> [AIM]: Reproduce this listing in full.

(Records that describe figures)
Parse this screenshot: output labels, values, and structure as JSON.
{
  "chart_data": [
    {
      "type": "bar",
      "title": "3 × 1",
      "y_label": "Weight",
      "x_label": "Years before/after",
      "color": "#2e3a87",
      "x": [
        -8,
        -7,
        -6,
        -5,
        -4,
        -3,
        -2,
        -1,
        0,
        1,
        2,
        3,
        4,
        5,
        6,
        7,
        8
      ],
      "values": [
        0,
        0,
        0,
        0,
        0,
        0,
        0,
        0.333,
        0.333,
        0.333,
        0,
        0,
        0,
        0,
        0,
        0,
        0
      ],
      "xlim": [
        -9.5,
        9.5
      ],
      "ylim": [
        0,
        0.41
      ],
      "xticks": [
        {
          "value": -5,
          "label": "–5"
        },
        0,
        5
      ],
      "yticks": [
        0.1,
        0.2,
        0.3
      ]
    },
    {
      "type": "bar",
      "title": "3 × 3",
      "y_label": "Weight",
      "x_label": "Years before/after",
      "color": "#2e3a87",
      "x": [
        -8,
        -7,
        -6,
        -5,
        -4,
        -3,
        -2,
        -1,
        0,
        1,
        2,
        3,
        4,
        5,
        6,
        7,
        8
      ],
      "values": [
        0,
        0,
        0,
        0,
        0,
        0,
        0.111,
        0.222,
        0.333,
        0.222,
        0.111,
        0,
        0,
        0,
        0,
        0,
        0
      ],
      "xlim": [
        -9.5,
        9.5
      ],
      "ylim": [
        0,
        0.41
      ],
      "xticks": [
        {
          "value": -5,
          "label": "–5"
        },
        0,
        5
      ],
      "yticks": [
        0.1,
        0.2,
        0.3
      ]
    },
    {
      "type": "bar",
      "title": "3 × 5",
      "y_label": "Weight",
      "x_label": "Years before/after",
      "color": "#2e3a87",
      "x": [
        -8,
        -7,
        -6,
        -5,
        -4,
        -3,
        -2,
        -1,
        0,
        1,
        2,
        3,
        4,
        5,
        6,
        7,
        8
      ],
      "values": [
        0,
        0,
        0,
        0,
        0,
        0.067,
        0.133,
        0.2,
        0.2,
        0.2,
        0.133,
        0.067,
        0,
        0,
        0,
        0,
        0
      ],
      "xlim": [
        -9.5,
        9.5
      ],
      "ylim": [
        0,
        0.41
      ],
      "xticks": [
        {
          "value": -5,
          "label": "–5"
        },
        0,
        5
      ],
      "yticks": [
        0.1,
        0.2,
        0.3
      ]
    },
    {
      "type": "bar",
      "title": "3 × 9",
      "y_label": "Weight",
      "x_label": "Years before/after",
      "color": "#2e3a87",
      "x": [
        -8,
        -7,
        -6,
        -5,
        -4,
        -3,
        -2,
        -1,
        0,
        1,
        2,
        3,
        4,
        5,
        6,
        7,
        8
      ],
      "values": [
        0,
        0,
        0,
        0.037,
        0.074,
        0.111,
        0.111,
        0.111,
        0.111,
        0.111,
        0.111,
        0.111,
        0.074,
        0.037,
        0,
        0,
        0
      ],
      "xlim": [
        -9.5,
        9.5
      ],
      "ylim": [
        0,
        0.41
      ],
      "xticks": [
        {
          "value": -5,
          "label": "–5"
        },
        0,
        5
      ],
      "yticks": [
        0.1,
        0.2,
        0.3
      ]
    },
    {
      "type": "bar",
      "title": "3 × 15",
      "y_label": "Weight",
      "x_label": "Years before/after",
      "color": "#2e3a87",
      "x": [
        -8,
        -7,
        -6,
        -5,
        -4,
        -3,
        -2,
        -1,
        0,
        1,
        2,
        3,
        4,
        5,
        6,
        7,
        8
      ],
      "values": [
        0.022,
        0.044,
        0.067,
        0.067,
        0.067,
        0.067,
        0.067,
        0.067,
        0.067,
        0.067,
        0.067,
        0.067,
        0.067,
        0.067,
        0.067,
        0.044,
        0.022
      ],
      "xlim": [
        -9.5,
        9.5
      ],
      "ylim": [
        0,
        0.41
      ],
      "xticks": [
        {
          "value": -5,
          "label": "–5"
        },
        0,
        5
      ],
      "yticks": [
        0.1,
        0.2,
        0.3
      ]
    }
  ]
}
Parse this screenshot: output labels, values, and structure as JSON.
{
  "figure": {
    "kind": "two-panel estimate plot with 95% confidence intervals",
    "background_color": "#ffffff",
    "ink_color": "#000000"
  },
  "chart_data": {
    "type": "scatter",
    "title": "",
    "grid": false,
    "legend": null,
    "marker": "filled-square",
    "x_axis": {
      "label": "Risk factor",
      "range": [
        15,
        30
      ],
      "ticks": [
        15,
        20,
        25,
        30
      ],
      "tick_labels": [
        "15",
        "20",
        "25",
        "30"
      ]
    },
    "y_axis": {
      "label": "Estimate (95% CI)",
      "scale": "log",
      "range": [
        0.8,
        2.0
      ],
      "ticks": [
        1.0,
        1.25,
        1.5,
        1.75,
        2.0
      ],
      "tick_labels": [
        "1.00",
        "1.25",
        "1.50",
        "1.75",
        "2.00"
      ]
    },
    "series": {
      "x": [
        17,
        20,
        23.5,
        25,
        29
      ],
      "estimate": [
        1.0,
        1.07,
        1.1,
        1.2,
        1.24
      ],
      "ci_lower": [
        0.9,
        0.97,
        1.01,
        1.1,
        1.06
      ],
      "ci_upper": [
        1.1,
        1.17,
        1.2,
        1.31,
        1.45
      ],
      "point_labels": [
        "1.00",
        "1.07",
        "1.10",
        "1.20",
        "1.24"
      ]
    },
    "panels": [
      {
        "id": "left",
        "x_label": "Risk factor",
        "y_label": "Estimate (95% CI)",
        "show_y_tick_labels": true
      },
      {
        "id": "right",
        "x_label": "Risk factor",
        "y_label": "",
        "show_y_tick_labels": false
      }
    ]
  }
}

> [RESPONSE]:
Parse this screenshot: output labels, values, and structure as JSON.
{
  "chart_data": [
    {
      "type": "bar",
      "title": "3 × 1",
      "y_label": "Weight",
      "x_label": "Years before/after",
      "color": "#2e3a87",
      "x": [
        -8,
        -7,
        -6,
        -5,
        -4,
        -3,
        -2,
        -1,
        0,
        1,
        2,
        3,
        4,
        5,
        6,
        7,
        8
      ],
      "values": [
        0,
        0,
        0,
        0,
        0,
        0,
        0,
        0.333,
        0.333,
        0.333,
        0,
        0,
        0,
        0,
        0,
        0,
        0
      ],
      "xlim": [
        -9.5,
        9.5
      ],
      "ylim": [
        0,
        0.41
      ],
      "xticks": [
        {
          "value": -5,
          "label": "–5"
        },
        0,
        5
      ],
      "yticks": [
        0.1,
        0.2,
        0.3
      ]
    },
    {
      "type": "bar",
      "title": "3 × 3",
      "y_label": "Weight",
      "x_label": "Years before/after",
      "color": "#2e3a87",
      "x": [
        -8,
        -7,
        -6,
        -5,
        -4,
        -3,
        -2,
        -1,
        0,
        1,
        2,
        3,
        4,
        5,
        6,
        7,
        8
      ],
      "values": [
        0,
        0,
        0,
        0,
        0,
        0,
        0.111,
        0.222,
        0.333,
        0.222,
        0.111,
        0,
        0,
        0,
        0,
        0,
        0
      ],
      "xlim": [
        -9.5,
        9.5
      ],
      "ylim": [
        0,
        0.41
      ],
      "xticks": [
        {
          "value": -5,
          "label": "–5"
        },
        0,
        5
      ],
      "yticks": [
        0.1,
        0.2,
        0.3
      ]
    },
    {
      "type": "bar",
      "title": "3 × 5",
      "y_label": "Weight",
      "x_label": "Years before/after",
      "color": "#2e3a87",
      "x": [
        -8,
        -7,
        -6,
        -5,
        -4,
        -3,
        -2,
        -1,
        0,
        1,
        2,
        3,
        4,
        5,
        6,
        7,
        8
      ],
      "values": [
        0,
        0,
        0,
        0,
        0,
        0.067,
        0.133,
        0.2,
        0.2,
        0.2,
        0.133,
        0.067,
        0,
        0,
        0,
        0,
        0
      ],
      "xlim": [
        -9.5,
        9.5
      ],
      "ylim": [
        0,
        0.41
      ],
      "xticks": [
        {
          "value": -5,
          "label": "–5"
        },
        0,
        5
      ],
      "yticks": [
        0.1,
        0.2,
        0.3
      ]
    },
    {
      "type": "bar",
      "title": "3 × 9",
      "y_label": "Weight",
      "x_label": "Years before/after",
      "color": "#2e3a87",
      "x": [
        -8,
        -7,
        -6,
        -5,
        -4,
        -3,
        -2,
        -1,
        0,
        1,
        2,
        3,
        4,
        5,
        6,
        7,
        8
      ],
      "values": [
        0,
        0,
        0,
        0.037,
        0.074,
        0.111,
        0.111,
        0.111,
        0.111,
        0.111,
        0.111,
        0.111,
        0.074,
        0.037,
        0,
        0,
        0
      ],
      "xlim": [
        -9.5,
        9.5
      ],
      "ylim": [
        0,
        0.41
      ],
      "xticks": [
        {
          "value": -5,
          "label": "–5"
        },
        0,
        5
      ],
      "yticks": [
        0.1,
        0.2,
        0.3
      ]
    },
    {
      "type": "bar",
      "title": "3 × 15",
      "y_label": "Weight",
      "x_label": "Years before/after",
      "color": "#2e3a87",
      "x": [
        -8,
        -7,
        -6,
        -5,
        -4,
        -3,
        -2,
        -1,
        0,
        1,
        2,
        3,
        4,
        5,
        6,
        7,
        8
      ],
      "values": [
        0.022,
        0.044,
        0.067,
        0.067,
        0.067,
        0.067,
        0.067,
        0.067,
        0.067,
        0.067,
        0.067,
        0.067,
        0.067,
        0.067,
        0.067,
        0.044,
        0.022
      ],
      "xlim": [
        -9.5,
        9.5
      ],
      "ylim": [
        0,
        0.41
      ],
      "xticks": [
        {
          "value": -5,
          "label": "–5"
        },
        0,
        5
      ],
      "yticks": [
        0.1,
        0.2,
        0.3
      ]
    }
  ]
}
Parse this screenshot: output labels, values, and structure as JSON.
{
  "figure": {
    "kind": "two-panel estimate plot with 95% confidence intervals",
    "background_color": "#ffffff",
    "ink_color": "#000000"
  },
  "chart_data": {
    "type": "scatter",
    "title": "",
    "grid": false,
    "legend": null,
    "marker": "filled-square",
    "x_axis": {
      "label": "Risk factor",
      "range": [
        15,
        30
      ],
      "ticks": [
        15,
        20,
        25,
        30
      ],
      "tick_labels": [
        "15",
        "20",
        "25",
        "30"
      ]
    },
    "y_axis": {
      "label": "Estimate (95% CI)",
      "scale": "log",
      "range": [
        0.8,
        2.0
      ],
      "ticks": [
        1.0,
        1.25,
        1.5,
        1.75,
        2.0
      ],
      "tick_labels": [
        "1.00",
        "1.25",
        "1.50",
        "1.75",
        "2.00"
      ]
    },
    "series": {
      "x": [
        17,
        20,
        23.5,
        25,
        29
      ],
      "estimate": [
        1.0,
        1.07,
        1.1,
        1.2,
        1.24
      ],
      "ci_lower": [
        0.9,
        0.97,
        1.01,
        1.1,
        1.06
      ],
      "ci_upper": [
        1.1,
        1.17,
        1.2,
        1.31,
        1.45
      ],
      "point_labels": [
        "1.00",
        "1.07",
        "1.10",
        "1.20",
        "1.24"
      ]
    },
    "panels": [
      {
        "id": "left",
        "x_label": "Risk factor",
        "y_label": "Estimate (95% CI)",
        "show_y_tick_labels": true
      },
      {
        "id": "right",
        "x_label": "Risk factor",
        "y_label": "",
        "show_y_tick_labels": false
      }
    ]
  }
}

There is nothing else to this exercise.